◆ Task
Return every line in the block of data below that contains the string "Todos", treating uppercase and lowercase as different.

[A block of data]
##############################

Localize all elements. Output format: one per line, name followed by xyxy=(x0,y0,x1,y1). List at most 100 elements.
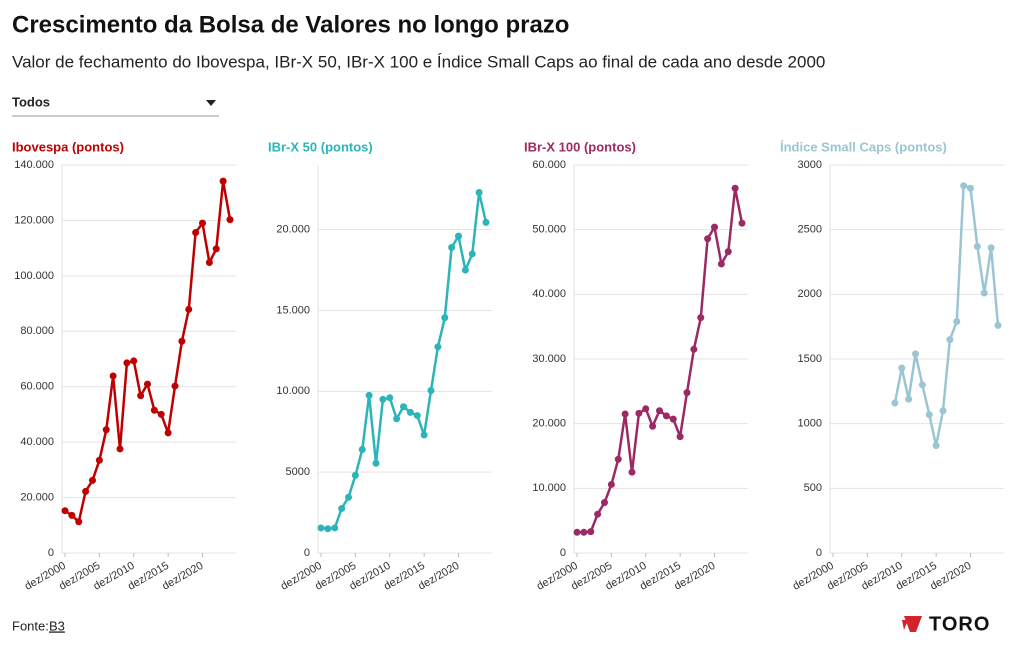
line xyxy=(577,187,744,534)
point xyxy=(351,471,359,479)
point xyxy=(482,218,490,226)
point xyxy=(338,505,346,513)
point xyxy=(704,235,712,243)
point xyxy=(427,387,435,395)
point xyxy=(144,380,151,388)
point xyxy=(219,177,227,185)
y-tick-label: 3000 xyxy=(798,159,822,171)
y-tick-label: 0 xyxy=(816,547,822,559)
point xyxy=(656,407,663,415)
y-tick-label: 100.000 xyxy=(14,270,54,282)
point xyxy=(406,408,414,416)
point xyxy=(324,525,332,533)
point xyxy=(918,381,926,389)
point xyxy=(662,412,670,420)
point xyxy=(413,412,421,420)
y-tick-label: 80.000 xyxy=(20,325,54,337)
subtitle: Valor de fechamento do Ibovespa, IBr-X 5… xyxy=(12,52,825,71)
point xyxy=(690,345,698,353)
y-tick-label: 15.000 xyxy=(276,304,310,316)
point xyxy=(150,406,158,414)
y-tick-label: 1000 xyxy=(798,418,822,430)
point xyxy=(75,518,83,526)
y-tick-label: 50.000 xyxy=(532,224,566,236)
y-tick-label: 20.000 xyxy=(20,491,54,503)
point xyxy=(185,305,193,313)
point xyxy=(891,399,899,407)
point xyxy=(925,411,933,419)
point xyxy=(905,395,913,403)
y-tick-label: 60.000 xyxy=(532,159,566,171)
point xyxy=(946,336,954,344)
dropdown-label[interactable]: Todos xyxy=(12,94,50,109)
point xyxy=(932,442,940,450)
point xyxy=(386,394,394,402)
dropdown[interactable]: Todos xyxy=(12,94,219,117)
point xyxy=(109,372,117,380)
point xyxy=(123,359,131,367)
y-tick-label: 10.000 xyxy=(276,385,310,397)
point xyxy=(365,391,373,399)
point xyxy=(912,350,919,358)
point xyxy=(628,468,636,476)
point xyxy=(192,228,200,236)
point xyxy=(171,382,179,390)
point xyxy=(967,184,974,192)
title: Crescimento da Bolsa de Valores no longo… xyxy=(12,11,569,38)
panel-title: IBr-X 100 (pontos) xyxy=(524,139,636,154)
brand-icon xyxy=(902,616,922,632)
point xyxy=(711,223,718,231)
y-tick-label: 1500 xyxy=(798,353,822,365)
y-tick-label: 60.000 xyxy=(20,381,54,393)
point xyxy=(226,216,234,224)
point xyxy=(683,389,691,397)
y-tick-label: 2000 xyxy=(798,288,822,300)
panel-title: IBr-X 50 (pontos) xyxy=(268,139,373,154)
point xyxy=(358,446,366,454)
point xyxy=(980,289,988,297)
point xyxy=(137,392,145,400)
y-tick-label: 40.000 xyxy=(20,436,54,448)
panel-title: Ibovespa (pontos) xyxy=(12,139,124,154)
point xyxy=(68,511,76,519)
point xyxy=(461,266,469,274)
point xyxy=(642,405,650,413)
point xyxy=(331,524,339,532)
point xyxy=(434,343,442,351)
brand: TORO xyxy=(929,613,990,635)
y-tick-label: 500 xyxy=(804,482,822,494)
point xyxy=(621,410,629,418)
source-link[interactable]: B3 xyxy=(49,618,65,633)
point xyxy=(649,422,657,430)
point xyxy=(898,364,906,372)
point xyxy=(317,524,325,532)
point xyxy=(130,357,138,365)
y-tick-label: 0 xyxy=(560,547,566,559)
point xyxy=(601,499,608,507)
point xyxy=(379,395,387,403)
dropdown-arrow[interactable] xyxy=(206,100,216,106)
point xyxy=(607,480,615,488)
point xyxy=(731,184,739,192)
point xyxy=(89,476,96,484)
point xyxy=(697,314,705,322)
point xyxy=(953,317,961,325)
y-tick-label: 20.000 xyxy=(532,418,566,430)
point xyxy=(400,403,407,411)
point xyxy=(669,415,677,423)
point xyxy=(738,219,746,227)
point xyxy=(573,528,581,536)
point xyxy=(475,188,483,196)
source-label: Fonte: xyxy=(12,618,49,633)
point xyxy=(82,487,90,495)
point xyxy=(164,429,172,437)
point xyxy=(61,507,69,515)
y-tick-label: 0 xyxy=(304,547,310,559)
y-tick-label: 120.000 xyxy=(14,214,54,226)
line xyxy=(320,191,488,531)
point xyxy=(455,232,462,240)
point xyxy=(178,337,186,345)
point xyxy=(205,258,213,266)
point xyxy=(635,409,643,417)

##############################

◆ Written response
dropdown-label[interactable]: Todos xyxy=(12,94,50,109)
dropdown[interactable]: Todos xyxy=(12,94,219,117)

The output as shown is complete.